-- Start of RECORDS PROVIDED --
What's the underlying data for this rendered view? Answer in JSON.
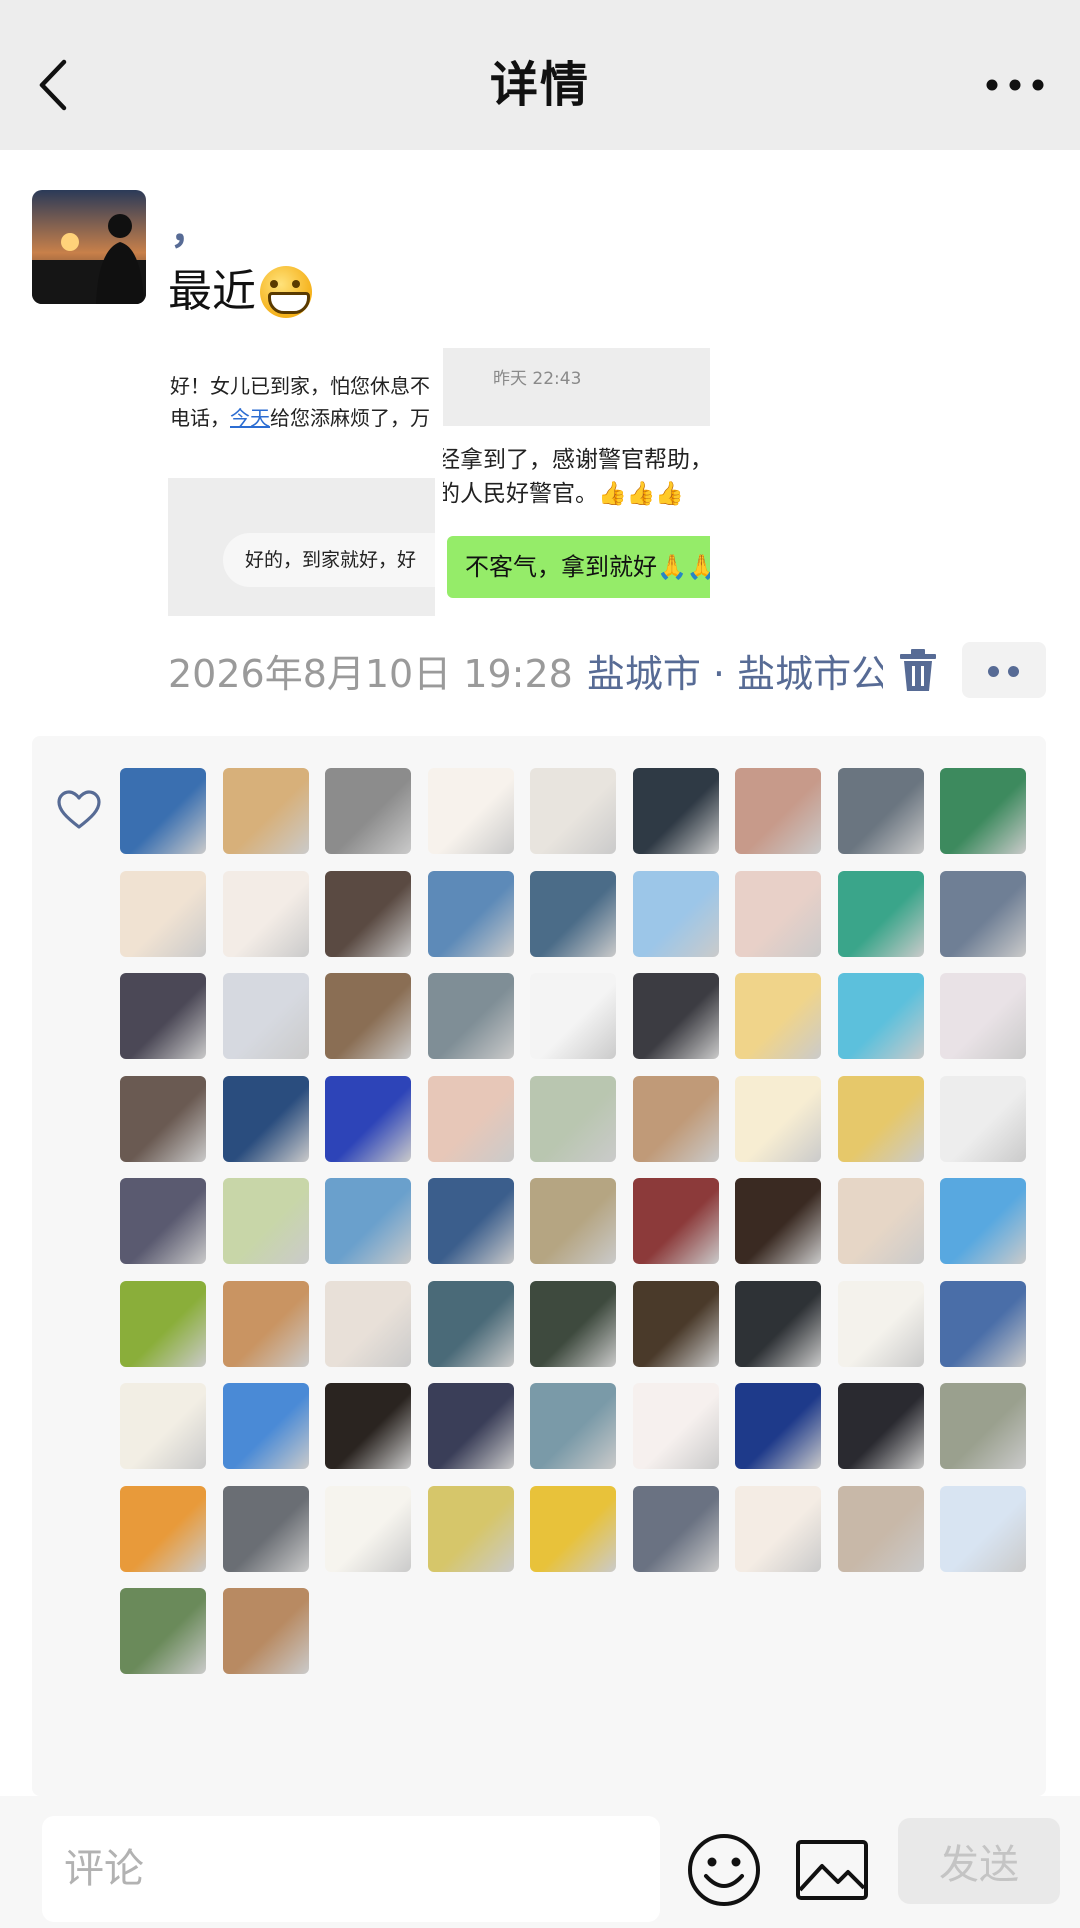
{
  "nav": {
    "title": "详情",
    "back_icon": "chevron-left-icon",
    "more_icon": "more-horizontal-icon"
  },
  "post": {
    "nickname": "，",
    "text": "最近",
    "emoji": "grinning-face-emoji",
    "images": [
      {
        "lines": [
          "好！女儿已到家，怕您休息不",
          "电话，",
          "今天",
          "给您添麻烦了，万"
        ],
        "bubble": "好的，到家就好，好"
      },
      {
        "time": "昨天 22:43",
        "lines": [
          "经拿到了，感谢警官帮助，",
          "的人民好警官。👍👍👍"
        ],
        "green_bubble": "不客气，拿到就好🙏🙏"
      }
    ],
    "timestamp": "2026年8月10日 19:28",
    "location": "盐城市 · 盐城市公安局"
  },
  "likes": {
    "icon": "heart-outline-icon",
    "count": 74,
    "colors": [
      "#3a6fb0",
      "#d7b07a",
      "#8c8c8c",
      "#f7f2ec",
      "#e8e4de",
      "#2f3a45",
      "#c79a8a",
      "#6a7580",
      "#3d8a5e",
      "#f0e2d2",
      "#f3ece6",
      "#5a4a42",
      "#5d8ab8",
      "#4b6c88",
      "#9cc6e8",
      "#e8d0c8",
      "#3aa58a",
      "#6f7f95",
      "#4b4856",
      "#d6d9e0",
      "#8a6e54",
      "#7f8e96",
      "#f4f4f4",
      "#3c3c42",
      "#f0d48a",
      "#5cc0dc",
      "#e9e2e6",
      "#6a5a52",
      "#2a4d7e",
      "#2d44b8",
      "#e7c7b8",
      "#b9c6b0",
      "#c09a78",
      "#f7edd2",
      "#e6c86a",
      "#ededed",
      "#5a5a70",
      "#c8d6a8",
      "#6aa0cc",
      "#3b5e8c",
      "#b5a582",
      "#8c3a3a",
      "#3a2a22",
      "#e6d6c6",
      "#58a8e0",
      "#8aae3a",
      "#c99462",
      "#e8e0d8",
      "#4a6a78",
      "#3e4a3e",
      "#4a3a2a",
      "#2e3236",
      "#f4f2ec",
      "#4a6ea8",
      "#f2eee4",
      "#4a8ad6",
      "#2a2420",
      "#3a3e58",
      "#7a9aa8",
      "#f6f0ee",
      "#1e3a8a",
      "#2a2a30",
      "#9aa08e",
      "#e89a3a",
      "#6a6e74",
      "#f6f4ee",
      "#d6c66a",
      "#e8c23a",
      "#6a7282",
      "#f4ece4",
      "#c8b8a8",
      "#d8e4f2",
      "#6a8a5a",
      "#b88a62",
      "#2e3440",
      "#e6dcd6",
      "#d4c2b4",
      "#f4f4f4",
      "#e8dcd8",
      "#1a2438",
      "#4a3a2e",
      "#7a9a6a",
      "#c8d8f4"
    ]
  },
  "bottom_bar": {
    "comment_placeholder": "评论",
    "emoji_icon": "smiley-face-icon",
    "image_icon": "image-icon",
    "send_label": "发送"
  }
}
-- End of RECORDS PROVIDED --
-- WRITTEN EXERCISE --
Make an exact copy of the data above, pictures excluded.

-- TASK RESPONSE --
What's the underlying data for this rendered view? Answer in JSON.
{
  "nav": {
    "title": "详情",
    "back_icon": "chevron-left-icon",
    "more_icon": "more-horizontal-icon"
  },
  "post": {
    "nickname": "，",
    "text": "最近",
    "emoji": "grinning-face-emoji",
    "images": [
      {
        "lines": [
          "好！女儿已到家，怕您休息不",
          "电话，",
          "今天",
          "给您添麻烦了，万"
        ],
        "bubble": "好的，到家就好，好"
      },
      {
        "time": "昨天 22:43",
        "lines": [
          "经拿到了，感谢警官帮助，",
          "的人民好警官。👍👍👍"
        ],
        "green_bubble": "不客气，拿到就好🙏🙏"
      }
    ],
    "timestamp": "2026年8月10日 19:28",
    "location": "盐城市 · 盐城市公安局"
  },
  "likes": {
    "icon": "heart-outline-icon",
    "count": 74,
    "colors": [
      "#3a6fb0",
      "#d7b07a",
      "#8c8c8c",
      "#f7f2ec",
      "#e8e4de",
      "#2f3a45",
      "#c79a8a",
      "#6a7580",
      "#3d8a5e",
      "#f0e2d2",
      "#f3ece6",
      "#5a4a42",
      "#5d8ab8",
      "#4b6c88",
      "#9cc6e8",
      "#e8d0c8",
      "#3aa58a",
      "#6f7f95",
      "#4b4856",
      "#d6d9e0",
      "#8a6e54",
      "#7f8e96",
      "#f4f4f4",
      "#3c3c42",
      "#f0d48a",
      "#5cc0dc",
      "#e9e2e6",
      "#6a5a52",
      "#2a4d7e",
      "#2d44b8",
      "#e7c7b8",
      "#b9c6b0",
      "#c09a78",
      "#f7edd2",
      "#e6c86a",
      "#ededed",
      "#5a5a70",
      "#c8d6a8",
      "#6aa0cc",
      "#3b5e8c",
      "#b5a582",
      "#8c3a3a",
      "#3a2a22",
      "#e6d6c6",
      "#58a8e0",
      "#8aae3a",
      "#c99462",
      "#e8e0d8",
      "#4a6a78",
      "#3e4a3e",
      "#4a3a2a",
      "#2e3236",
      "#f4f2ec",
      "#4a6ea8",
      "#f2eee4",
      "#4a8ad6",
      "#2a2420",
      "#3a3e58",
      "#7a9aa8",
      "#f6f0ee",
      "#1e3a8a",
      "#2a2a30",
      "#9aa08e",
      "#e89a3a",
      "#6a6e74",
      "#f6f4ee",
      "#d6c66a",
      "#e8c23a",
      "#6a7282",
      "#f4ece4",
      "#c8b8a8",
      "#d8e4f2",
      "#6a8a5a",
      "#b88a62",
      "#2e3440",
      "#e6dcd6",
      "#d4c2b4",
      "#f4f4f4",
      "#e8dcd8",
      "#1a2438",
      "#4a3a2e",
      "#7a9a6a",
      "#c8d8f4"
    ]
  },
  "bottom_bar": {
    "comment_placeholder": "评论",
    "emoji_icon": "smiley-face-icon",
    "image_icon": "image-icon",
    "send_label": "发送"
  }
}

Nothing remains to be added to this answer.